Again not correct, $a_i^2 < 1$ doesn't imply $1- a_i^2 < 1$. You need to specify proofs more. Anyway for latex, you may use latex editor for Chrome.

- 6 years, 4 months ago

Actually, Since $1 > a_i^2 > 0$, we have $1 > 1 - a_i^2 > 0$

- 6 years, 4 months ago

Right, but he wrote "or", implying that the statement followed from $1- a_i^2 >0$. The proof was correct though.

- 6 years, 4 months ago

The OR I wrote was just a continuation :P

- 6 years, 4 months ago

Like "IMPLIES"

- 6 years, 4 months ago

And I really don't get you. ai < 1 for all i. So, ai^2 < 1 for all i. This gives, 0 < 1 - ai^2 < 1. Now you just factor out (1- ai^2) into (1 - ai)(1+ai).

- 6 years, 4 months ago

(1 - a1) (1 - a2) = 1 - a1 - a2 + a1a2 > 1 - (a1 + a2) So, for n such brackets, you can write (1- a1)(1- a2)...(1-an) > 1 - (a1+a2+a3...+an) = 1 - Sn

- 6 years, 4 months ago

Not rigorous. :( Also there is no chance to justify your claim, in $(1-a_1)(1-a_2) \cdots (1-a_n)$, there are many more terms other than $(-1)^n a_1a_2a_3 \cdots a_n$. Not correct.

- 6 years, 4 months ago

I think you just missed what I meant to say. I avoided writing entire proofs because I personally don't like answers without LATEX and here I am, without knowing LATEX. Anyway, I have already proved that (1-a1)(1-a2) > 1 - (a1+a2). Then, (1-a1)(1-a2)(1-a3) > (1-a3)(1-a1-a2)>1-(a1+a2+a3). Got it?

- 6 years, 4 months ago

Now, this can, similarly be extended to n terms.

- 6 years, 4 months ago

I know it would come, my friend, but I thought of getting a rigorous proof. Anyway no problem! :)

- 6 years, 4 months ago

And guys, it would be really really helpful if you can tell me any site where I can write LATEX directly and when I paste it here in comments box, the entire writing with LATEX will come.

- 6 years, 4 months ago

I use the latex editor Latexian, as it displays the equations as I am typing them.

An online free site would be WriteLatex, which I have used in collaboration with others internationally.

Staff - 6 years, 4 months ago

◇ ◇ ◇ ◇ ◇ ◇ ◇

- What to do: In the forum thread about the inequality proof, which LaTeX editor does the staff reply name as showing equations during typing?

- Given records:
◇ ◇ ◇ ◇ ◇ ◇ ◇

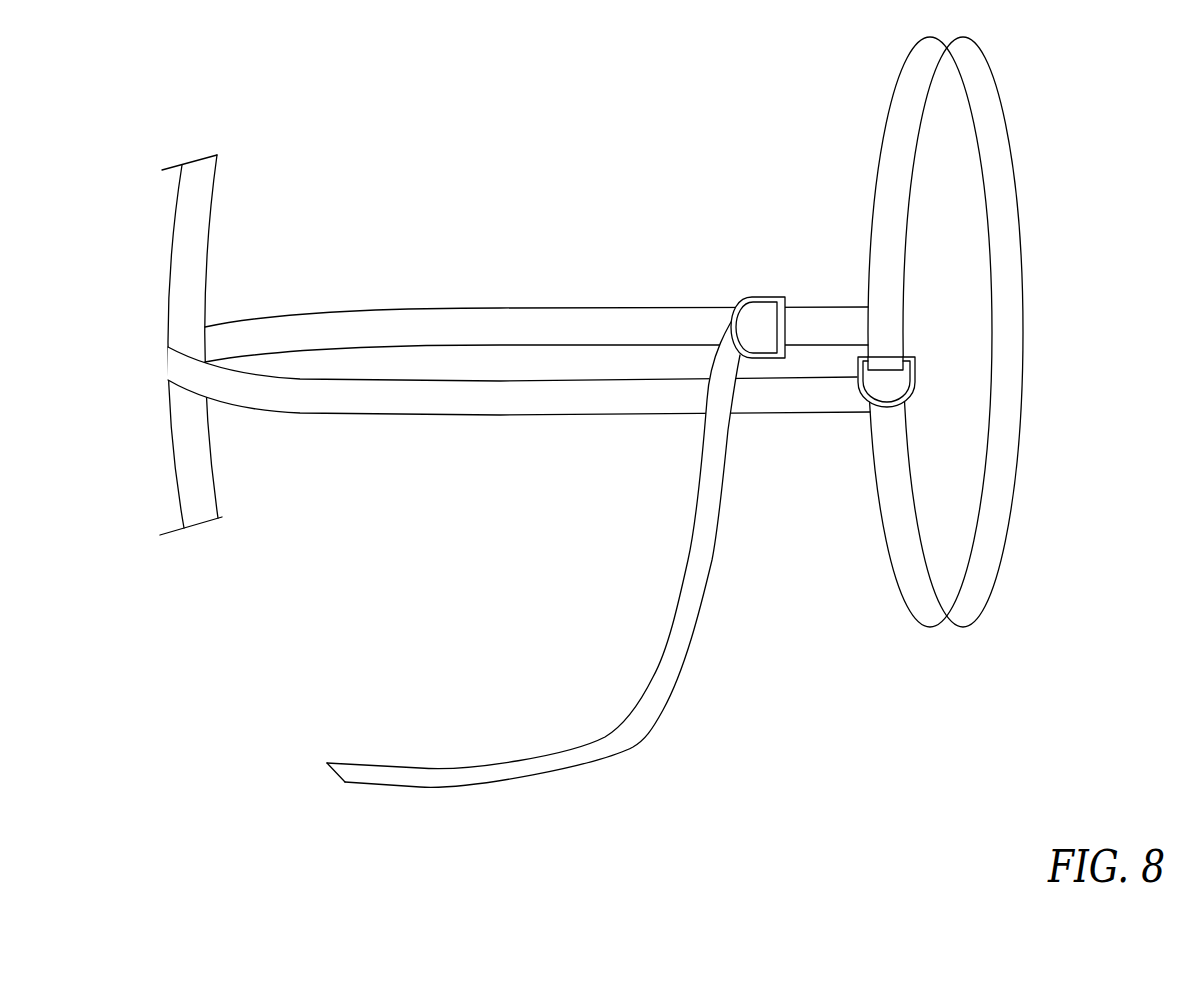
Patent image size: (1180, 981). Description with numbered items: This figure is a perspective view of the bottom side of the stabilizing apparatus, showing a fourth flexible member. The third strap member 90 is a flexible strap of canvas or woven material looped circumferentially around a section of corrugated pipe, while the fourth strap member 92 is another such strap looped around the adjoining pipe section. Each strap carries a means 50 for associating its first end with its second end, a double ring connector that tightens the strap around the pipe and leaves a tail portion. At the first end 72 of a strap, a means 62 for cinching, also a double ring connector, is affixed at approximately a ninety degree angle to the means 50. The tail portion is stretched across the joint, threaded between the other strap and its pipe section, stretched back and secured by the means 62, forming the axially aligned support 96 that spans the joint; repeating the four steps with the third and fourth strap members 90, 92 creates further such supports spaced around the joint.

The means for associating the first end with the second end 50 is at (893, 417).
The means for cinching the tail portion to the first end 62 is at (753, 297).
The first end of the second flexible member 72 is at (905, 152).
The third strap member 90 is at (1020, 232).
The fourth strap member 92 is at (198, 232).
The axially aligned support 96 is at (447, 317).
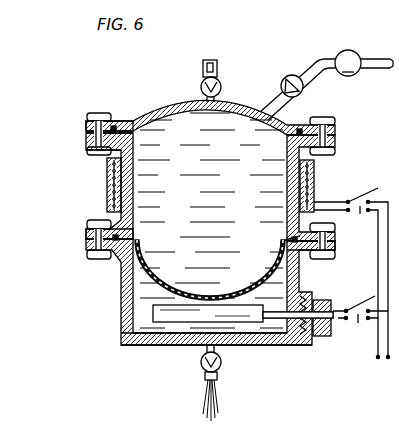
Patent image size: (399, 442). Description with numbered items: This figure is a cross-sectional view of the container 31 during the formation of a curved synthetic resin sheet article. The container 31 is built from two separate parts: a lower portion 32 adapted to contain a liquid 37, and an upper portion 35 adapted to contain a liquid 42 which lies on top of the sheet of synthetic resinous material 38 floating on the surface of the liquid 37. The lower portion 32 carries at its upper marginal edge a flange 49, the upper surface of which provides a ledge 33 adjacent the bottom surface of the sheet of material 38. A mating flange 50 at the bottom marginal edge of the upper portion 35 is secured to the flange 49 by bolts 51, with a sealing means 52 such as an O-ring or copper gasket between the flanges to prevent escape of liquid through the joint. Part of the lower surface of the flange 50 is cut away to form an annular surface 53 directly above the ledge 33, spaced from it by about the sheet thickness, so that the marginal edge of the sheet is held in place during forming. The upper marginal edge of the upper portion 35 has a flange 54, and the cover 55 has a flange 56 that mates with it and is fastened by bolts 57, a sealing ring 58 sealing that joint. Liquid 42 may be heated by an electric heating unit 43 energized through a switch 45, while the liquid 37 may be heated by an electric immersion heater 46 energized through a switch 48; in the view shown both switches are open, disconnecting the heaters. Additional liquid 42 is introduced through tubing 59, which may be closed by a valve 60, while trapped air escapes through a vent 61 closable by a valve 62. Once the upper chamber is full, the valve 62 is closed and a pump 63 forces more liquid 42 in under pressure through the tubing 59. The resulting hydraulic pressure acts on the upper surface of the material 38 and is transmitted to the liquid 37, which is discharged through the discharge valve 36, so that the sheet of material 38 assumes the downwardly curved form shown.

◇ ◇ ◇ ◇ ◇ ◇ ◇

- Correct answer: Latexian